## The request
Retype the full set of records. Keep every character identical.

## Dataset excerpts
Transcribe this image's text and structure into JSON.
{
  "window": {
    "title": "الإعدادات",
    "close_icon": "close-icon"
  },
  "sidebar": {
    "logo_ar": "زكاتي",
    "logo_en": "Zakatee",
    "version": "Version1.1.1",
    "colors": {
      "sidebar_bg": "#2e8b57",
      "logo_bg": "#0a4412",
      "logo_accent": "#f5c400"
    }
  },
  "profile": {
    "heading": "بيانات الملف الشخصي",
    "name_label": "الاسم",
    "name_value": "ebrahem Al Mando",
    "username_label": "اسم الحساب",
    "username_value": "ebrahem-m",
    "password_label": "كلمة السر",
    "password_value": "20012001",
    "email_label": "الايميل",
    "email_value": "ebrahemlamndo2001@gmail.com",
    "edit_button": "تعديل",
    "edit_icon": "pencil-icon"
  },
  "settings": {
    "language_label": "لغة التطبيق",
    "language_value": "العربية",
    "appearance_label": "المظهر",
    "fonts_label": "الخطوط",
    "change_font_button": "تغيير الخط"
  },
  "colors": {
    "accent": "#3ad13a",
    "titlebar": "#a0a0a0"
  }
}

## Reply
Transcribe this image's text and structure into JSON.
{
  "window": {
    "title": "الإعدادات",
    "close_icon": "close-icon"
  },
  "sidebar": {
    "logo_ar": "زكاتي",
    "logo_en": "Zakatee",
    "version": "Version1.1.1",
    "colors": {
      "sidebar_bg": "#2e8b57",
      "logo_bg": "#0a4412",
      "logo_accent": "#f5c400"
    }
  },
  "profile": {
    "heading": "بيانات الملف الشخصي",
    "name_label": "الاسم",
    "name_value": "ebrahem Al Mando",
    "username_label": "اسم الحساب",
    "username_value": "ebrahem-m",
    "password_label": "كلمة السر",
    "password_value": "20012001",
    "email_label": "الايميل",
    "email_value": "ebrahemlamndo2001@gmail.com",
    "edit_button": "تعديل",
    "edit_icon": "pencil-icon"
  },
  "settings": {
    "language_label": "لغة التطبيق",
    "language_value": "العربية",
    "appearance_label": "المظهر",
    "fonts_label": "الخطوط",
    "change_font_button": "تغيير الخط"
  },
  "colors": {
    "accent": "#3ad13a",
    "titlebar": "#a0a0a0"
  }
}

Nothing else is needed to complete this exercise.